*SHORT EXERCISE*:
Search the material below for the string "释放ＮＯ" and list each line that holds it.

(Stored data entries)
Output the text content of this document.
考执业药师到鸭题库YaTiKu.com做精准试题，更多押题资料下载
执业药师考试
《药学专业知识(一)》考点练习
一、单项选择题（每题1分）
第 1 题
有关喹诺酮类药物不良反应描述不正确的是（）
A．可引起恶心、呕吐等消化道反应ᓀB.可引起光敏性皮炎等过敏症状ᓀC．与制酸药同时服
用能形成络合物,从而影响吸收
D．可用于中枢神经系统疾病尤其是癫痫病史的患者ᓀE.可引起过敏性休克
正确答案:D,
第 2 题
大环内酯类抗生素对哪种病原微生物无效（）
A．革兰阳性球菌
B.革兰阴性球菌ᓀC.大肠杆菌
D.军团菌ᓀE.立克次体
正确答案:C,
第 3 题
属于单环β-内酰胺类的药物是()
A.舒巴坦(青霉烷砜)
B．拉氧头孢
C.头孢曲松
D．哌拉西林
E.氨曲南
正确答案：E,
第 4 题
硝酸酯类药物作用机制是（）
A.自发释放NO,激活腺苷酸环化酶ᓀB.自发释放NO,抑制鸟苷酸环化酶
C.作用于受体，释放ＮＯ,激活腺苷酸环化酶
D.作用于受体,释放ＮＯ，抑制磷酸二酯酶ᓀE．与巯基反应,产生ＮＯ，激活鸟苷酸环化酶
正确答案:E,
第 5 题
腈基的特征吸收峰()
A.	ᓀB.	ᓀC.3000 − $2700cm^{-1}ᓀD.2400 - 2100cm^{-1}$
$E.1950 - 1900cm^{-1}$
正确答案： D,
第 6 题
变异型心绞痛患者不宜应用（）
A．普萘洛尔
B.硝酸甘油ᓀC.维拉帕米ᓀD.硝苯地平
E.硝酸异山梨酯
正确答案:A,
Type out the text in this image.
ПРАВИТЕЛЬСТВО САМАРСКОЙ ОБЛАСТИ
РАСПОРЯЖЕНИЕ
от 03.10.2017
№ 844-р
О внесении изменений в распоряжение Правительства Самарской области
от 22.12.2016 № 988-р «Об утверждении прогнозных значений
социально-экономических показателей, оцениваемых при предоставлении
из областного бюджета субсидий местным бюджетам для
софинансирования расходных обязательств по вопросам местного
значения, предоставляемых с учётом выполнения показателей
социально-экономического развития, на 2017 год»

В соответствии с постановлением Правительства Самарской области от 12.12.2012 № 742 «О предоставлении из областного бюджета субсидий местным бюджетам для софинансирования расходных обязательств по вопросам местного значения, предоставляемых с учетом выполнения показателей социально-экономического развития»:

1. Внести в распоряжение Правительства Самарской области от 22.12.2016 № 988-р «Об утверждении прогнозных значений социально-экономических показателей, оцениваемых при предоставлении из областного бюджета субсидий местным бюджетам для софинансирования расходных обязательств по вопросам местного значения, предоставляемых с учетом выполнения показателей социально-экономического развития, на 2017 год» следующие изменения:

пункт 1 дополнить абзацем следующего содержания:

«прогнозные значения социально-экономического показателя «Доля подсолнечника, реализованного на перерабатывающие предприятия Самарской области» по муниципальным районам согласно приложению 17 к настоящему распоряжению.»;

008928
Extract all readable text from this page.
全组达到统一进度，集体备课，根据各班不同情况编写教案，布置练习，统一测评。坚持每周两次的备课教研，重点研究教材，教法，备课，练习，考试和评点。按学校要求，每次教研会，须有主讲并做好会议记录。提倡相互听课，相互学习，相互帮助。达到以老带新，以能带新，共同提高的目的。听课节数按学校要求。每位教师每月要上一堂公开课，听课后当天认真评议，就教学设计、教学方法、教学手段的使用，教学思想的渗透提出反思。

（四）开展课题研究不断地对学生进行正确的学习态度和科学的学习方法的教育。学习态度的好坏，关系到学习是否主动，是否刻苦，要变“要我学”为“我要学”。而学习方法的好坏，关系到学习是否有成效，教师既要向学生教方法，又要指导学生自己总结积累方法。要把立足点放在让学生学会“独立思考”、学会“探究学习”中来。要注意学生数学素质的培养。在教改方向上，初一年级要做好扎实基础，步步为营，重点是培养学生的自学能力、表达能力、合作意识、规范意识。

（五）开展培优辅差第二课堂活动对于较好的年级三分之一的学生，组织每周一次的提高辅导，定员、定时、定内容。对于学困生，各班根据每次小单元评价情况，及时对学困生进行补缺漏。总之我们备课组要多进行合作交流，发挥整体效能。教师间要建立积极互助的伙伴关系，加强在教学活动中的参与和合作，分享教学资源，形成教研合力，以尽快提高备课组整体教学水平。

*THE RESPONSE*:
C.作用于受体，释放ＮＯ,激活腺苷酸环化酶
D.作用于受体,释放ＮＯ，抑制磷酸二酯酶ᓀE．与巯基反应,产生ＮＯ，激活鸟苷酸环化酶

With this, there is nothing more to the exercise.